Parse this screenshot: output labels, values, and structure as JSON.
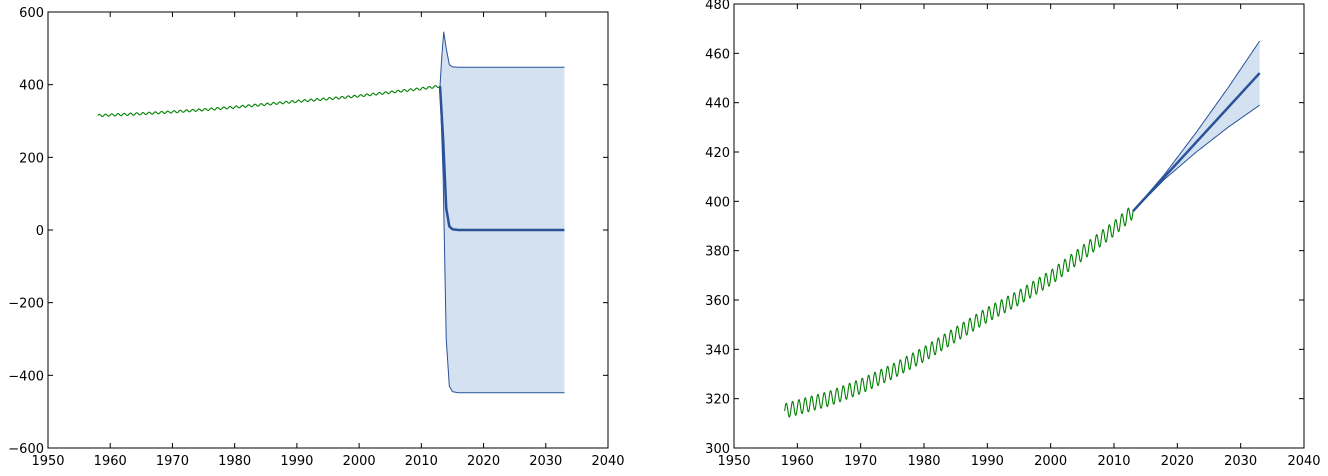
{
  "chart_data": [
    {
      "type": "line",
      "title": "",
      "xlabel": "",
      "ylabel": "",
      "xlim": [
        1950,
        2040
      ],
      "ylim": [
        -600,
        600
      ],
      "xticks": [
        1950,
        1960,
        1970,
        1980,
        1990,
        2000,
        2010,
        2020,
        2030,
        2040
      ],
      "yticks": [
        -600,
        -400,
        -200,
        0,
        200,
        400,
        600
      ],
      "xtick_labels": [
        "1950",
        "1960",
        "1970",
        "1980",
        "1990",
        "2000",
        "2010",
        "2020",
        "2030",
        "2040"
      ],
      "ytick_labels": [
        "−600",
        "−400",
        "−200",
        "0",
        "200",
        "400",
        "600"
      ],
      "grid": false,
      "series": [
        {
          "role": "observed",
          "color": "#008000",
          "seasonal_amplitude": 3,
          "x": [
            1958,
            1965,
            1970,
            1975,
            1980,
            1985,
            1990,
            1995,
            2000,
            2005,
            2010,
            2013
          ],
          "y": [
            315,
            320,
            325,
            331,
            338,
            346,
            354,
            361,
            369,
            379,
            389,
            396
          ]
        },
        {
          "role": "forecast-mean",
          "color": "#2a5298",
          "x": [
            2013,
            2013.5,
            2014,
            2014.5,
            2015,
            2016,
            2020,
            2025,
            2033
          ],
          "y": [
            396,
            250,
            60,
            10,
            2,
            0,
            0,
            0,
            0
          ]
        },
        {
          "role": "forecast-upper",
          "color": "#2a5298",
          "x": [
            2013,
            2013.3,
            2013.6,
            2014,
            2014.5,
            2015,
            2016,
            2020,
            2033
          ],
          "y": [
            396,
            480,
            545,
            500,
            455,
            449,
            448,
            448,
            448
          ]
        },
        {
          "role": "forecast-lower",
          "color": "#2a5298",
          "x": [
            2013,
            2013.5,
            2014,
            2014.5,
            2015,
            2016,
            2020,
            2033
          ],
          "y": [
            396,
            150,
            -300,
            -430,
            -445,
            -448,
            -448,
            -448
          ]
        }
      ],
      "band_fill": "#d3e1f1"
    },
    {
      "type": "line",
      "title": "",
      "xlabel": "",
      "ylabel": "",
      "xlim": [
        1950,
        2040
      ],
      "ylim": [
        300,
        480
      ],
      "xticks": [
        1950,
        1960,
        1970,
        1980,
        1990,
        2000,
        2010,
        2020,
        2030,
        2040
      ],
      "yticks": [
        300,
        320,
        340,
        360,
        380,
        400,
        420,
        440,
        460,
        480
      ],
      "xtick_labels": [
        "1950",
        "1960",
        "1970",
        "1980",
        "1990",
        "2000",
        "2010",
        "2020",
        "2030",
        "2040"
      ],
      "ytick_labels": [
        "300",
        "320",
        "340",
        "360",
        "380",
        "400",
        "420",
        "440",
        "460",
        "480"
      ],
      "grid": false,
      "series": [
        {
          "role": "observed",
          "color": "#008000",
          "seasonal_amplitude": 3,
          "x": [
            1958,
            1965,
            1970,
            1975,
            1980,
            1985,
            1990,
            1995,
            2000,
            2005,
            2010,
            2013
          ],
          "y": [
            315,
            320,
            325,
            331,
            338,
            346,
            354,
            361,
            369,
            379,
            389,
            396
          ]
        },
        {
          "role": "forecast-mean",
          "color": "#2a5298",
          "x": [
            2013,
            2018,
            2023,
            2028,
            2033
          ],
          "y": [
            396,
            410,
            424,
            438,
            452
          ]
        },
        {
          "role": "forecast-upper",
          "color": "#2a5298",
          "x": [
            2013,
            2018,
            2023,
            2028,
            2033
          ],
          "y": [
            396,
            411,
            428,
            446,
            465
          ]
        },
        {
          "role": "forecast-lower",
          "color": "#2a5298",
          "x": [
            2013,
            2018,
            2023,
            2028,
            2033
          ],
          "y": [
            396,
            409,
            420,
            430,
            439
          ]
        }
      ],
      "band_fill": "#d3e1f1"
    }
  ]
}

==================================================

PROBLEM STATEMENT →
Quote all of the entries word for word, omitting any pictures.

ANSWER TO THE PROBLEM →
Parse this screenshot: output labels, values, and structure as JSON.
{
  "chart_data": [
    {
      "type": "line",
      "title": "",
      "xlabel": "",
      "ylabel": "",
      "xlim": [
        1950,
        2040
      ],
      "ylim": [
        -600,
        600
      ],
      "xticks": [
        1950,
        1960,
        1970,
        1980,
        1990,
        2000,
        2010,
        2020,
        2030,
        2040
      ],
      "yticks": [
        -600,
        -400,
        -200,
        0,
        200,
        400,
        600
      ],
      "xtick_labels": [
        "1950",
        "1960",
        "1970",
        "1980",
        "1990",
        "2000",
        "2010",
        "2020",
        "2030",
        "2040"
      ],
      "ytick_labels": [
        "−600",
        "−400",
        "−200",
        "0",
        "200",
        "400",
        "600"
      ],
      "grid": false,
      "series": [
        {
          "role": "observed",
          "color": "#008000",
          "seasonal_amplitude": 3,
          "x": [
            1958,
            1965,
            1970,
            1975,
            1980,
            1985,
            1990,
            1995,
            2000,
            2005,
            2010,
            2013
          ],
          "y": [
            315,
            320,
            325,
            331,
            338,
            346,
            354,
            361,
            369,
            379,
            389,
            396
          ]
        },
        {
          "role": "forecast-mean",
          "color": "#2a5298",
          "x": [
            2013,
            2013.5,
            2014,
            2014.5,
            2015,
            2016,
            2020,
            2025,
            2033
          ],
          "y": [
            396,
            250,
            60,
            10,
            2,
            0,
            0,
            0,
            0
          ]
        },
        {
          "role": "forecast-upper",
          "color": "#2a5298",
          "x": [
            2013,
            2013.3,
            2013.6,
            2014,
            2014.5,
            2015,
            2016,
            2020,
            2033
          ],
          "y": [
            396,
            480,
            545,
            500,
            455,
            449,
            448,
            448,
            448
          ]
        },
        {
          "role": "forecast-lower",
          "color": "#2a5298",
          "x": [
            2013,
            2013.5,
            2014,
            2014.5,
            2015,
            2016,
            2020,
            2033
          ],
          "y": [
            396,
            150,
            -300,
            -430,
            -445,
            -448,
            -448,
            -448
          ]
        }
      ],
      "band_fill": "#d3e1f1"
    },
    {
      "type": "line",
      "title": "",
      "xlabel": "",
      "ylabel": "",
      "xlim": [
        1950,
        2040
      ],
      "ylim": [
        300,
        480
      ],
      "xticks": [
        1950,
        1960,
        1970,
        1980,
        1990,
        2000,
        2010,
        2020,
        2030,
        2040
      ],
      "yticks": [
        300,
        320,
        340,
        360,
        380,
        400,
        420,
        440,
        460,
        480
      ],
      "xtick_labels": [
        "1950",
        "1960",
        "1970",
        "1980",
        "1990",
        "2000",
        "2010",
        "2020",
        "2030",
        "2040"
      ],
      "ytick_labels": [
        "300",
        "320",
        "340",
        "360",
        "380",
        "400",
        "420",
        "440",
        "460",
        "480"
      ],
      "grid": false,
      "series": [
        {
          "role": "observed",
          "color": "#008000",
          "seasonal_amplitude": 3,
          "x": [
            1958,
            1965,
            1970,
            1975,
            1980,
            1985,
            1990,
            1995,
            2000,
            2005,
            2010,
            2013
          ],
          "y": [
            315,
            320,
            325,
            331,
            338,
            346,
            354,
            361,
            369,
            379,
            389,
            396
          ]
        },
        {
          "role": "forecast-mean",
          "color": "#2a5298",
          "x": [
            2013,
            2018,
            2023,
            2028,
            2033
          ],
          "y": [
            396,
            410,
            424,
            438,
            452
          ]
        },
        {
          "role": "forecast-upper",
          "color": "#2a5298",
          "x": [
            2013,
            2018,
            2023,
            2028,
            2033
          ],
          "y": [
            396,
            411,
            428,
            446,
            465
          ]
        },
        {
          "role": "forecast-lower",
          "color": "#2a5298",
          "x": [
            2013,
            2018,
            2023,
            2028,
            2033
          ],
          "y": [
            396,
            409,
            420,
            430,
            439
          ]
        }
      ],
      "band_fill": "#d3e1f1"
    }
  ]
}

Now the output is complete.